* [Text under study]
-*-*-

I appreciate your opinions and your command of this rule system, RD. How would you stop it?

- permanent walls of force enclosing the home or regular meeting places to prevent teleportation

- nondetection on state official
- detect scrying on state official
- mage's private sanctum in the home or regular meeting places
- false vision to mislead diviners
- guards and wards in the home or regular meeting places
- permanent image of state official sleeping in bed
- sequester on state official while sleeping or traveling
- legend lore to divine potential assassins BEFORE they strike
- dimensional lock in state official's private chambers
- any permanent symbol spell throughout the state official's home that is attuned only to the official himself and his most trusted staff
- screen to protect state official's home from divination
- foresight on state official so he knows what's coming at all times

Many of these can be combined. For example, you can use permanent image and false vision in conjunction with the alarm spell and lots of guards to capture potential scry/teleport assassins (my Gm did this to me once when I got excessively cocky and arrogant, made for a heck of escape mini-adventure).

There are SO many ways to defeat magical assassins, it isn't even funny. The above ONLY includes core spells. There are several magical items that might also protect state officials in similar fashion, not to mention the ever growing spells in other sources (such as APG and UM) which I could have included. Even mundane methods could be used (such as having lead paint in one's walls to stop scrying).


I imagine in such settings where sucha thing takes place magic is much more regulated. Wizards are required to get a license to operate, sorcerers are identified while still in preschool, bards are carefully monitered, churches have to keep a registry of all its members etc. etc.

I imagine the issue wouldn't be too dissimilar from the firearms issue we have today with careful regulation of spells and spellcasters. You'd have one side trying to opt to allow spellcasters to train and prepare spells freely in order to better defend themselves from such a strike before or while they are occuring while a separate group would not be happy until spellcasters simply ceased to exist.

You could base an entire campaign around the idea of a big move for banning magic after a disgruntled wizard blows up a few market places and creates a bunch of free cannibalistic zombies from the corpses. Yu have a population baying for the blood of all spellcasters wizards and sorcerers doing their best to fight for their rights and the adventurers caught between.

-*-*-

* [Exercise data]
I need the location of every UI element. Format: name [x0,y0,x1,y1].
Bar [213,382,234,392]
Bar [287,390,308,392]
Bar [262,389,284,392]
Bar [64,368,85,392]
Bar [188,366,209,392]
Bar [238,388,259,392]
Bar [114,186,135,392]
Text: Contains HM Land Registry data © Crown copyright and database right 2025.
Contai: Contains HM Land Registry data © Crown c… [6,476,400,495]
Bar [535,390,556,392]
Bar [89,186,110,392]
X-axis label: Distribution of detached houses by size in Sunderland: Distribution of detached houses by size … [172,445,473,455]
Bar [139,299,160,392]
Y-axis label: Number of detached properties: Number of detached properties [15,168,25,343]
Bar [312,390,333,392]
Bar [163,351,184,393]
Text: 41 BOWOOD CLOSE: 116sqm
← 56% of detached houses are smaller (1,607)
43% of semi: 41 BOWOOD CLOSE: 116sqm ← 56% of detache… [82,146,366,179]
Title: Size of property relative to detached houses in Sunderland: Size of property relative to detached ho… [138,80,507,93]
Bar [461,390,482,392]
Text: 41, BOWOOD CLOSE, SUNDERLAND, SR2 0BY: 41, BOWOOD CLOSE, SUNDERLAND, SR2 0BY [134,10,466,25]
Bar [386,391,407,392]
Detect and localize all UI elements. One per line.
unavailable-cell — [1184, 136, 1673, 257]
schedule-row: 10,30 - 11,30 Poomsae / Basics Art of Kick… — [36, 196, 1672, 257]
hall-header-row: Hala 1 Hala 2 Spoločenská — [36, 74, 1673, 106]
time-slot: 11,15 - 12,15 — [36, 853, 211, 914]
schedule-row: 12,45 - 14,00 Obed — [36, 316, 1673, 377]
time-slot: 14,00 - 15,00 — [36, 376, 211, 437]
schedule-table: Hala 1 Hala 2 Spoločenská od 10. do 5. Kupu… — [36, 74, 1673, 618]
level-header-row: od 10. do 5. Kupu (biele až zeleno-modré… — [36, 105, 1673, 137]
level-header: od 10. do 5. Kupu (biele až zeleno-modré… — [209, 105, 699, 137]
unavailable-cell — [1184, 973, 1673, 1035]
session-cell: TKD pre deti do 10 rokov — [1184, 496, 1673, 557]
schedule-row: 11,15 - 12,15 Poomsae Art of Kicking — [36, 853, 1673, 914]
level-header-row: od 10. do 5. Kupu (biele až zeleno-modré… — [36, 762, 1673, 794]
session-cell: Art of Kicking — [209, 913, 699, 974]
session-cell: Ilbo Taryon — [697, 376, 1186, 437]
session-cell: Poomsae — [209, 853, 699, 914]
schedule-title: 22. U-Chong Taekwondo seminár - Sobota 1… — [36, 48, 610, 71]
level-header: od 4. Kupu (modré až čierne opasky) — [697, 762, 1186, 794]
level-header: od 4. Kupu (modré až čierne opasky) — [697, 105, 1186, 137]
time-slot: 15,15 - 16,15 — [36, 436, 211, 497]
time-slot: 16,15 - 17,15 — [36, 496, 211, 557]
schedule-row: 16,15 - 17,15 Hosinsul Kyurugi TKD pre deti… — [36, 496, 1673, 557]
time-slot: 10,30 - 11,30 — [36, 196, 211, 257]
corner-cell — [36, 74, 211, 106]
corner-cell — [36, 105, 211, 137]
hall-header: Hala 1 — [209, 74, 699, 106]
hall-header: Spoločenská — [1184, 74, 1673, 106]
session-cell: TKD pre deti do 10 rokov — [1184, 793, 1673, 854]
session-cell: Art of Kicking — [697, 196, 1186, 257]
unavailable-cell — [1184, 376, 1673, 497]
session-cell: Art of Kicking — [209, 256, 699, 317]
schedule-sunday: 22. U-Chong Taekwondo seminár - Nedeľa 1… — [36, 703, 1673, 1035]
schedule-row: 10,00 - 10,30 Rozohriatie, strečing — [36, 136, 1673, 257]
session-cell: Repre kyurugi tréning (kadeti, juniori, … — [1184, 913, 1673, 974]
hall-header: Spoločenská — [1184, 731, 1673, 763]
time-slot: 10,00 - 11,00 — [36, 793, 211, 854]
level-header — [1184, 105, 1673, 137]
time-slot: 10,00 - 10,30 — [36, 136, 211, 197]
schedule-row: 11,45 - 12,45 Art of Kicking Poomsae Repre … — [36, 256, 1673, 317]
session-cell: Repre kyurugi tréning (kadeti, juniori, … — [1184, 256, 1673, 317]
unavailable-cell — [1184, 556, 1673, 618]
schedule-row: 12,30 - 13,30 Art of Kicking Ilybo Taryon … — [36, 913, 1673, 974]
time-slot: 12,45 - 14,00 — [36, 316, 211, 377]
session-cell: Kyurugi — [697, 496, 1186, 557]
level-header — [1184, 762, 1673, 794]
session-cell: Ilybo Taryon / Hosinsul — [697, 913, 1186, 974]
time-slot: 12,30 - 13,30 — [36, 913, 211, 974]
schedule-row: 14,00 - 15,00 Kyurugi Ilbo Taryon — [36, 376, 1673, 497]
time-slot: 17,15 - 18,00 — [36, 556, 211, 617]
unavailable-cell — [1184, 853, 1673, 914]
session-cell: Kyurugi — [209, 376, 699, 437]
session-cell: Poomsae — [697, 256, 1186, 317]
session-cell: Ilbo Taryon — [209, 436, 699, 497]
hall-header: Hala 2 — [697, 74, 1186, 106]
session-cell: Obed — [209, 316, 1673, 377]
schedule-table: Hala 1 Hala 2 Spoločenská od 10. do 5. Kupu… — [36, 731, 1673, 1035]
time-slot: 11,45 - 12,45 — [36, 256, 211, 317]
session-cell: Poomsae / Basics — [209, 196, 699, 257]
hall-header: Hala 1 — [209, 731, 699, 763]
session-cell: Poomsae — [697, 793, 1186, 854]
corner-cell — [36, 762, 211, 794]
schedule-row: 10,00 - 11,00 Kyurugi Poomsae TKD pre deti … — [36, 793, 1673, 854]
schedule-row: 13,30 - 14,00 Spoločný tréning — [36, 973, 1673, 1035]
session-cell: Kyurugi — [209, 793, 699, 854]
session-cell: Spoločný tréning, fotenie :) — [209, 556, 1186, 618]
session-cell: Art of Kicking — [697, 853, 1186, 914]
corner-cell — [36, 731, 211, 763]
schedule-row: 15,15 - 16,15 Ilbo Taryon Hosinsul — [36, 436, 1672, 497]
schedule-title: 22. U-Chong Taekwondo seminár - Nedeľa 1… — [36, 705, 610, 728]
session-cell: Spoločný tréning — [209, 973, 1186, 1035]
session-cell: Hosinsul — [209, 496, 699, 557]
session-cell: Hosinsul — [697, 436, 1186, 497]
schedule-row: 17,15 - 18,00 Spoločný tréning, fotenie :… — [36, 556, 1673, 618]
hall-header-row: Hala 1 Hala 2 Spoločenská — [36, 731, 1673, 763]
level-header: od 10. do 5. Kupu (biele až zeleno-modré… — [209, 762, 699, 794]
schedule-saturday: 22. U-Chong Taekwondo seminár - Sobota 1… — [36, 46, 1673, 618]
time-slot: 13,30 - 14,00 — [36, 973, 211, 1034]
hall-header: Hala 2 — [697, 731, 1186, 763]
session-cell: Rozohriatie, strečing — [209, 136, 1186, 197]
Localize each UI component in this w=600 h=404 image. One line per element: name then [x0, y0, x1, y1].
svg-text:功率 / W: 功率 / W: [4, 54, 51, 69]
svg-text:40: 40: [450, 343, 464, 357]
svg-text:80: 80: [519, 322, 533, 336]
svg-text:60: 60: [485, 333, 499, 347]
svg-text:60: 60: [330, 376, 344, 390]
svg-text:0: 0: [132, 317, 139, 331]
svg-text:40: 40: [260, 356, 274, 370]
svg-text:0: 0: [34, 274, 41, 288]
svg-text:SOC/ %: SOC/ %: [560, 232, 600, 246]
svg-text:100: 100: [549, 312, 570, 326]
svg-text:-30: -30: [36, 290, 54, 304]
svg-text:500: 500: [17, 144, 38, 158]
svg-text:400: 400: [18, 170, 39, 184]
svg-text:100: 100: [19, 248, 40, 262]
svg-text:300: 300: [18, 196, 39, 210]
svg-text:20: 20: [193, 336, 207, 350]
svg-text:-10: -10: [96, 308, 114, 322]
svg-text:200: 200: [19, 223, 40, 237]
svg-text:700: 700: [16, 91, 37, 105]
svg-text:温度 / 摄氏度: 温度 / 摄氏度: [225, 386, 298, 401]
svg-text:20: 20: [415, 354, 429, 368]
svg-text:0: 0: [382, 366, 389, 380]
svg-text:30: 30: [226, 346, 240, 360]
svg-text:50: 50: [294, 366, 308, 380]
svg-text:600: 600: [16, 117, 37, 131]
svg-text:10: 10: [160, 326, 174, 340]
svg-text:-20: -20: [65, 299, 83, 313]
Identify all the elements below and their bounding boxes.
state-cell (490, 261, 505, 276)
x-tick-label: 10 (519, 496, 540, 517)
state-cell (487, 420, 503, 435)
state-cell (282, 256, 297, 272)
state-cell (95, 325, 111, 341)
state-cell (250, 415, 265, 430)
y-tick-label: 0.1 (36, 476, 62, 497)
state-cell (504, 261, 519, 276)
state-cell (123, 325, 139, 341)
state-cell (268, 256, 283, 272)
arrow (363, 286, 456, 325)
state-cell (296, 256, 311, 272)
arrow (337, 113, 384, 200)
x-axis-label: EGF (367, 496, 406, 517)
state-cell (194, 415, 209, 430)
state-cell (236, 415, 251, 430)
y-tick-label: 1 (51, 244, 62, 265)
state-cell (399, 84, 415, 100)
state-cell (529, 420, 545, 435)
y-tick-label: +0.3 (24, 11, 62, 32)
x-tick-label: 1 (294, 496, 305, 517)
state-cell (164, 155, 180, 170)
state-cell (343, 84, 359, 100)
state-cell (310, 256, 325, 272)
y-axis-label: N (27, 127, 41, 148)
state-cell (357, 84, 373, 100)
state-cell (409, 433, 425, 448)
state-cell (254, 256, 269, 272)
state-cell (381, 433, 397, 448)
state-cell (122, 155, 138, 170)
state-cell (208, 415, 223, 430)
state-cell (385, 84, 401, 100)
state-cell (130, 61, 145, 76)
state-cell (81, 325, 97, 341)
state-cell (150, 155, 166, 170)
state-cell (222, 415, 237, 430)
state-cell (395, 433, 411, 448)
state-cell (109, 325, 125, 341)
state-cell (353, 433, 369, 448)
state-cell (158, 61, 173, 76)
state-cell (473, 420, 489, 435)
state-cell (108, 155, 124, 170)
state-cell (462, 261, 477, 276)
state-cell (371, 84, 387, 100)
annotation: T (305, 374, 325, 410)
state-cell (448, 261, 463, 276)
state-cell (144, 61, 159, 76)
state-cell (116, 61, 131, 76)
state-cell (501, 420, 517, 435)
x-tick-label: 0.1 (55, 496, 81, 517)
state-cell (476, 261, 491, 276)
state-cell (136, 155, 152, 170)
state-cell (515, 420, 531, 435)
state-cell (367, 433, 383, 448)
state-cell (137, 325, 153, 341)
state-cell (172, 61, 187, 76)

-*-*-

* [Parts of the exercise]
1. Reproduce a section of the text on guarding officials against magical assassins word for word, beginning at the words "Many of these" and stopping after the words "of escape mini-adventure).".
2. In the text on guarding officials against magical assassins, what mundane method is offered for stopping scrying?

* [Per-task outputs]
1.
Many of these can be combined. For example, you can use permanent image and false vision in conjunction with the alarm spell and lots of guards to capture potential scry/teleport assassins (my Gm did this to me once when I got excessively cocky and arrogant, made for a heck of escape mini-adventure).

2. Having lead paint in one's walls.